#### Given data:
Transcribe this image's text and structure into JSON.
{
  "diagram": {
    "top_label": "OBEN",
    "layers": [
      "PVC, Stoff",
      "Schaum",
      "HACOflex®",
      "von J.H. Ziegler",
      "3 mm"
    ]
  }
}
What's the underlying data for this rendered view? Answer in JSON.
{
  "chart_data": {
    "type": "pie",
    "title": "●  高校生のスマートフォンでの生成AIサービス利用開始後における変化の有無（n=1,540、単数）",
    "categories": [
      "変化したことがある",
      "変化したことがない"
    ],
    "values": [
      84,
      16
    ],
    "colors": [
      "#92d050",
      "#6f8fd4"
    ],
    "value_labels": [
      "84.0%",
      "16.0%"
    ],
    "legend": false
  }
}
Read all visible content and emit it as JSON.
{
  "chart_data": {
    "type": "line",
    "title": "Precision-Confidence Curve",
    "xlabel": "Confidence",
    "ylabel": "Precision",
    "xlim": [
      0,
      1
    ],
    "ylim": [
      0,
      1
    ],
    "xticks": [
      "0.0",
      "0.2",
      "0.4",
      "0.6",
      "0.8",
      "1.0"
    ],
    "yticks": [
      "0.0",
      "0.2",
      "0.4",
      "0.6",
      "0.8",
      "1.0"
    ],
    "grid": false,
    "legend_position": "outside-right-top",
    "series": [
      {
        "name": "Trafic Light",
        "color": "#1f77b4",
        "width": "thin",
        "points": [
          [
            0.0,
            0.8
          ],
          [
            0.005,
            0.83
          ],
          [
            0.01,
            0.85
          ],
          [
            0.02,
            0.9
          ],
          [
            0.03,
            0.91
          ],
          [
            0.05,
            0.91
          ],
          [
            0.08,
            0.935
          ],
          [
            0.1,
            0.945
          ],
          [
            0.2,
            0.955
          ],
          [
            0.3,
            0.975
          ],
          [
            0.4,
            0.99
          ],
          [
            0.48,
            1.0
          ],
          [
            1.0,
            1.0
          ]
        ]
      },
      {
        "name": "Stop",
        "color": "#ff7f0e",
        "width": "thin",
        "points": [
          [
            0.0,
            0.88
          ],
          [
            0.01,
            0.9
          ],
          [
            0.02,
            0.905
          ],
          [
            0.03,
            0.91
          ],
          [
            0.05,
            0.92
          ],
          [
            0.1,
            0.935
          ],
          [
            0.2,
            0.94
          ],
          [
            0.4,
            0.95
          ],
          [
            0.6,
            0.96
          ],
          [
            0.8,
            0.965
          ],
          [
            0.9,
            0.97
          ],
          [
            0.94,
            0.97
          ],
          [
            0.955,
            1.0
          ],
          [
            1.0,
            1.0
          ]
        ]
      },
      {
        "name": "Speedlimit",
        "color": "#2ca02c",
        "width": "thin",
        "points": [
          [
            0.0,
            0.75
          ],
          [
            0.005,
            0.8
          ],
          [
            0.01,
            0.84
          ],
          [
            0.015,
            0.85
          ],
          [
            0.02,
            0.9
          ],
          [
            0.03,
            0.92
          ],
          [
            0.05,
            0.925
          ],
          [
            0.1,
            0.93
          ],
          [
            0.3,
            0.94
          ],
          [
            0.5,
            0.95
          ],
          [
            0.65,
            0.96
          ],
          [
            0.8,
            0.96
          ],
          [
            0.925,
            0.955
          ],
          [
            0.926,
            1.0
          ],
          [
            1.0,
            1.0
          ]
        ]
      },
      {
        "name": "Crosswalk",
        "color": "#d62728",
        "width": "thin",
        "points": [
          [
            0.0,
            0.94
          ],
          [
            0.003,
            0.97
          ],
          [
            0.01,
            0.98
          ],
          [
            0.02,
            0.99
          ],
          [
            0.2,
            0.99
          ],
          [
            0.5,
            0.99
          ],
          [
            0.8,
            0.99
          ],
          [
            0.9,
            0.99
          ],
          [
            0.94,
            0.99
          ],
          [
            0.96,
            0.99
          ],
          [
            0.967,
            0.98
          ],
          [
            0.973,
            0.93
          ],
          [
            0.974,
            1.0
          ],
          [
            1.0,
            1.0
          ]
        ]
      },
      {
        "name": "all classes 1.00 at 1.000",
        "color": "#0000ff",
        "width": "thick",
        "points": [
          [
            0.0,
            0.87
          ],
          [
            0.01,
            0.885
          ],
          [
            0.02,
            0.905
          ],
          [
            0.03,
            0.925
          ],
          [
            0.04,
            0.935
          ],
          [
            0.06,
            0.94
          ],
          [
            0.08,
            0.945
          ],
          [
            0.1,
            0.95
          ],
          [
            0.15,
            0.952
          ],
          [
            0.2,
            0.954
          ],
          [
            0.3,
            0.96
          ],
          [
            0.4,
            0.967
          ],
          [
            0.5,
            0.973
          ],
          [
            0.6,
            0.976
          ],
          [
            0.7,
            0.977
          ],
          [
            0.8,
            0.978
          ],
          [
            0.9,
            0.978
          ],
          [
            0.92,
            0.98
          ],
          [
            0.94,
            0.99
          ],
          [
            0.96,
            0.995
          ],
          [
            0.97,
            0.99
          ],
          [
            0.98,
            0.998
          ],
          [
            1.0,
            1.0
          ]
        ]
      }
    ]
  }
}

#### Written problem:
The required answer is a single number: the count of lines in the entries that hold the string "name".

#### Written response:
5